### Source text

Thursday, October 6, 2016

Don McIntosh on Evidence - Wrong


Christians invent many ways to make themselves seem rational and reasonable while making atheists seem irrational and unreasonable.  While it is undoubtedly true that some Christians are quite reasonable, and some atheists are unreasonable, when you try to paint them with a broad brush, your depiction is likely to be distorted.  And this is especially true when you try to turn the tables on reality.  But that's what Don McIntosh attempts in his latest posting at the Christian Cadre, called The Celestial Teapot and Christian Theism.  Don has presented a straw man for the atheist's view of evidence and the opposite of that - an iron man - for the Christians' view.

Let's start with the straw man.  Don uses Russell's Teapot argument as an example what atheists would demand as evidence for belief in God.  The narrative is that we don't believe in the celestial teapot because we have never seen it.  And the same is true for God belief.  We don't believe it because we haven't seen God.
the fact that no one has empirically detected the celestial teapot means there is no evidence for it. ... a failure to provide any documentation of the Celestial Teapot means there is precisely zero evidence for the Celestial Teapot. This reductionism of evidence to "the thing itself" is what inspires skeptics to say things like "I'll believe just as soon as you show me your god"
And Don proceeds to contrast this with a more scientific view of evidence, where the existence of something is inferred from the body of data available to the observer.  For example, the existence of the Oort Cloud was not observed by astronomers, but inferred by the observation of long-period comets.  So scientists can infer the existence of things based on the evidence, but when it comes to God, atheists demand to see God in the flesh, so to speak, before they can believe in him.

The problem with this narrative is that it's absolutely false.  I've never heard even a single atheist say that only direct observation of God would constitute sufficient evidence to believe.  Even most fellow Christians recognize that what atheists want to see is evidence that would allow us to infer God's existence.  Most of them just think the evidence we want to see in order to infer God's existence is unreasonable, as discussed in this article.  But Don has a narrative, and he's sticking to it.

######

=== Written task ===
Pick up the blog post criticizing Don McIntosh's account of evidence after its final sentence and write the next part.

### Supplied information

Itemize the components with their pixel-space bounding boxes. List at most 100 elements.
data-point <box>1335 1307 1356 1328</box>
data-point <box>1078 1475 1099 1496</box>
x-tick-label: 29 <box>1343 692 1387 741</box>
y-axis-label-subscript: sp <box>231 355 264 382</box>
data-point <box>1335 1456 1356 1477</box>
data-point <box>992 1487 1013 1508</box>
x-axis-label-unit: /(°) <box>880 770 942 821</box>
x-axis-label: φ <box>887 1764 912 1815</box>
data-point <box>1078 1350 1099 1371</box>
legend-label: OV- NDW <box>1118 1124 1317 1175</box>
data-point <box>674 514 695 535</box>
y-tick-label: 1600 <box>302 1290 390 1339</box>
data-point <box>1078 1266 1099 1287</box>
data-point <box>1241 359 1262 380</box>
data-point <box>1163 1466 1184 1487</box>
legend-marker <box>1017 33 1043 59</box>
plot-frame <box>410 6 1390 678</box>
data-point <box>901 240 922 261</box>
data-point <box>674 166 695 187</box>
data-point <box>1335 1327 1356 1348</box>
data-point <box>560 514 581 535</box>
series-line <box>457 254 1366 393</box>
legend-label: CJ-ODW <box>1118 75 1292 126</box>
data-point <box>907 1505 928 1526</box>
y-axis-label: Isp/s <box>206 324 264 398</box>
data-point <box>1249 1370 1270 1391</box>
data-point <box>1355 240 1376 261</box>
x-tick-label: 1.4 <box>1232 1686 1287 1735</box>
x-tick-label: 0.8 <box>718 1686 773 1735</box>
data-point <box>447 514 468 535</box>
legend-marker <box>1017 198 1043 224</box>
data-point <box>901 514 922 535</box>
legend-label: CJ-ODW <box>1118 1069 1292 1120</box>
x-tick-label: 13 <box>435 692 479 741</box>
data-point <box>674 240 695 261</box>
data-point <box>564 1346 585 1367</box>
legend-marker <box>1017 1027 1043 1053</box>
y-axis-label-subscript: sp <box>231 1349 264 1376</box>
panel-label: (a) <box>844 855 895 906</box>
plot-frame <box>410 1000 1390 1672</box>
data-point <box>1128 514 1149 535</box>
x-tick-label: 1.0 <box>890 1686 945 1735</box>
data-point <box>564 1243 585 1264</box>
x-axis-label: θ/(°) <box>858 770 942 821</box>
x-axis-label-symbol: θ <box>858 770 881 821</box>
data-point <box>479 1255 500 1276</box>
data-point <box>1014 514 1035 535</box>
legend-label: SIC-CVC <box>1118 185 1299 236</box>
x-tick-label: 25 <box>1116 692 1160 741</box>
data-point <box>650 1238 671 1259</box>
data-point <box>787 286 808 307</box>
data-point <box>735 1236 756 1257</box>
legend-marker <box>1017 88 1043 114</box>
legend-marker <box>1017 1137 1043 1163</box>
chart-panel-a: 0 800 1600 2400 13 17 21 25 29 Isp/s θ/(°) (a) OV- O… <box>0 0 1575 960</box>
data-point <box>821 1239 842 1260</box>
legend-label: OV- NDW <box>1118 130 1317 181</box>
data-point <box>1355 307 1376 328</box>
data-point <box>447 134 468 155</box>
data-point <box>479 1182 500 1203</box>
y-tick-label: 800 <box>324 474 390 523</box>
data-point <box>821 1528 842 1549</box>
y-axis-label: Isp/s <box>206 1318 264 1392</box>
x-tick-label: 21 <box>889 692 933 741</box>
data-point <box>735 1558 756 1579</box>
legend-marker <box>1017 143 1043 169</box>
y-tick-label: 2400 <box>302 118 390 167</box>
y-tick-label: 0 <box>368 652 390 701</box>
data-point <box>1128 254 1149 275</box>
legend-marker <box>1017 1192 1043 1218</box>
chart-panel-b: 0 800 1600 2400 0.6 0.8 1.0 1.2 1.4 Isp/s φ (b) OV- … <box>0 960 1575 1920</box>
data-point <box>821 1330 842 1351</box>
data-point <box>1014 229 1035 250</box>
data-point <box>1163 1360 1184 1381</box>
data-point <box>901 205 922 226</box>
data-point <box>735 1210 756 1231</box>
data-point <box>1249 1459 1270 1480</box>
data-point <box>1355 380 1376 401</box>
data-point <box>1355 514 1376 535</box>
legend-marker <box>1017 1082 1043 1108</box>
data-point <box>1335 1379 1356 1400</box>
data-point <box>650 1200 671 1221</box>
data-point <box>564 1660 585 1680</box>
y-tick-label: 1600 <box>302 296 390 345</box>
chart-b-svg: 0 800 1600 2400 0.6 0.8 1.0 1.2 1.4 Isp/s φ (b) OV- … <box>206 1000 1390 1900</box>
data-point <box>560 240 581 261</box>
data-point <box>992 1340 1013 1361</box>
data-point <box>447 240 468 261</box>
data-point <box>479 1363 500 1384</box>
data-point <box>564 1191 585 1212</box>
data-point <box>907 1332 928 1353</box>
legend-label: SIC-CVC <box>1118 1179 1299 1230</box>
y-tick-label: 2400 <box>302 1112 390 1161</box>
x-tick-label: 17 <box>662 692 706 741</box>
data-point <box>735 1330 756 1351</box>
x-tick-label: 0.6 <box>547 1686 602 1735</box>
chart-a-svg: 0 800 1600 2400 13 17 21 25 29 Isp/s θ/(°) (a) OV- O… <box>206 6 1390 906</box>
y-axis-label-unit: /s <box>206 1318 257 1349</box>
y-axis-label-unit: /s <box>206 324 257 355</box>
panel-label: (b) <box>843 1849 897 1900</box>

######

=== Written answer ===
So why would he want to pin this obvious straw man on atheists?  I think it serves his purpose in two ways.  One is that if you accept that atheists hold this view, it implies an extremely unsophisticated concept of God.  Of course, we Christians understand that God can't be seen.  But those naive and unsophisticated atheists ... they don't get it.  Do you see how much smarter we are?  The second reason for the straw man is that it also shows the atheist to be scientifically unsophisticated as well, since he doesn't understand the scientific use of evidence to make inferences.  Unlike the much more sophisticated Christian, of course, who does understand this.

Which brings us to Don's iron man.  This is his view of Christians evidence-based belief in God.  He claims that Christians infer God from the evidence, since God is the best explanation for the things we observe.  And this makes them much more like scientists than the those unsophisticated atheists, who demand to see "the thing itself".  And this evidence is abundant:
Of course it is this second sense in which Christians appeal to evidence. In religious experience, the arguments of natural theology, historical evidence for the miracle ministry and resurrection of Jesus, etc., there is sufficient reason to impute causal powers to God far beyond "the power to just sit there." Thus there are many things for which God is the best explanation. Thus there is abundant evidence for Christian theism.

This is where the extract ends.